GOAL OF THE EXERCISE:
Render the following material again verbatim, leaving nothing out.

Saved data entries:
====

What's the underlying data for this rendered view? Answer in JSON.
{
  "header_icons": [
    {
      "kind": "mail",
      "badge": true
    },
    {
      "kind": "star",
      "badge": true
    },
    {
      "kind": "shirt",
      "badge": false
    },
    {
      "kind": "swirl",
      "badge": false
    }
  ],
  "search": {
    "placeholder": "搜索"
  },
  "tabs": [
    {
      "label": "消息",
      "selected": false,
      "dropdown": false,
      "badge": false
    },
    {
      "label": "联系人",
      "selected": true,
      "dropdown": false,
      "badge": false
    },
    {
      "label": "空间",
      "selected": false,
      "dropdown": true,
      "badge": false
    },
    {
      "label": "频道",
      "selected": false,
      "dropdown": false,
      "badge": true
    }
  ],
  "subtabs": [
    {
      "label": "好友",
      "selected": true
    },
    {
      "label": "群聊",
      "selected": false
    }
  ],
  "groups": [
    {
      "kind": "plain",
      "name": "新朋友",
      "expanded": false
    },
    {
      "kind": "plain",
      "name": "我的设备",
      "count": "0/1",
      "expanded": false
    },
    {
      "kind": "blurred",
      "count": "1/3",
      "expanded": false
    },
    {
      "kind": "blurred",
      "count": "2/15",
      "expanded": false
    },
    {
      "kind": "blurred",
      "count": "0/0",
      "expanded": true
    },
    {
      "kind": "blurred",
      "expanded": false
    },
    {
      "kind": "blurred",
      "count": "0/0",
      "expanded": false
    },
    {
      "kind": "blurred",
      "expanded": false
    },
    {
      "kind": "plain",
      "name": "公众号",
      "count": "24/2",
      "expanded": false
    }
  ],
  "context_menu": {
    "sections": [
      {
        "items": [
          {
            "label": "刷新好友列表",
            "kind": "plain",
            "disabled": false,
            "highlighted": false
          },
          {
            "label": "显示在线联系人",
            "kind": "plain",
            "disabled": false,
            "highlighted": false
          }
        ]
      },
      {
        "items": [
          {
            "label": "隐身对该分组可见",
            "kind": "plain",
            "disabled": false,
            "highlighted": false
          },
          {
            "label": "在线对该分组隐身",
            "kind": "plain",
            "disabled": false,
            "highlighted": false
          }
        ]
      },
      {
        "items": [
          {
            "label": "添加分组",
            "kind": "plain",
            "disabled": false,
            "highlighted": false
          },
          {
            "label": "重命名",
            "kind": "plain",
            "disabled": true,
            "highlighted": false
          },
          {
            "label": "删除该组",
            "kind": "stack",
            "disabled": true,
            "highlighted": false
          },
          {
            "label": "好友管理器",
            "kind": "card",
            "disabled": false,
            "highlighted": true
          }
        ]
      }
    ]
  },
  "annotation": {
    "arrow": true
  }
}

====

RESULT:
What's the underlying data for this rendered view? Answer in JSON.
{
  "header_icons": [
    {
      "kind": "mail",
      "badge": true
    },
    {
      "kind": "star",
      "badge": true
    },
    {
      "kind": "shirt",
      "badge": false
    },
    {
      "kind": "swirl",
      "badge": false
    }
  ],
  "search": {
    "placeholder": "搜索"
  },
  "tabs": [
    {
      "label": "消息",
      "selected": false,
      "dropdown": false,
      "badge": false
    },
    {
      "label": "联系人",
      "selected": true,
      "dropdown": false,
      "badge": false
    },
    {
      "label": "空间",
      "selected": false,
      "dropdown": true,
      "badge": false
    },
    {
      "label": "频道",
      "selected": false,
      "dropdown": false,
      "badge": true
    }
  ],
  "subtabs": [
    {
      "label": "好友",
      "selected": true
    },
    {
      "label": "群聊",
      "selected": false
    }
  ],
  "groups": [
    {
      "kind": "plain",
      "name": "新朋友",
      "expanded": false
    },
    {
      "kind": "plain",
      "name": "我的设备",
      "count": "0/1",
      "expanded": false
    },
    {
      "kind": "blurred",
      "count": "1/3",
      "expanded": false
    },
    {
      "kind": "blurred",
      "count": "2/15",
      "expanded": false
    },
    {
      "kind": "blurred",
      "count": "0/0",
      "expanded": true
    },
    {
      "kind": "blurred",
      "expanded": false
    },
    {
      "kind": "blurred",
      "count": "0/0",
      "expanded": false
    },
    {
      "kind": "blurred",
      "expanded": false
    },
    {
      "kind": "plain",
      "name": "公众号",
      "count": "24/2",
      "expanded": false
    }
  ],
  "context_menu": {
    "sections": [
      {
        "items": [
          {
            "label": "刷新好友列表",
            "kind": "plain",
            "disabled": false,
            "highlighted": false
          },
          {
            "label": "显示在线联系人",
            "kind": "plain",
            "disabled": false,
            "highlighted": false
          }
        ]
      },
      {
        "items": [
          {
            "label": "隐身对该分组可见",
            "kind": "plain",
            "disabled": false,
            "highlighted": false
          },
          {
            "label": "在线对该分组隐身",
            "kind": "plain",
            "disabled": false,
            "highlighted": false
          }
        ]
      },
      {
        "items": [
          {
            "label": "添加分组",
            "kind": "plain",
            "disabled": false,
            "highlighted": false
          },
          {
            "label": "重命名",
            "kind": "plain",
            "disabled": true,
            "highlighted": false
          },
          {
            "label": "删除该组",
            "kind": "stack",
            "disabled": true,
            "highlighted": false
          },
          {
            "label": "好友管理器",
            "kind": "card",
            "disabled": false,
            "highlighted": true
          }
        ]
      }
    ]
  },
  "annotation": {
    "arrow": true
  }
}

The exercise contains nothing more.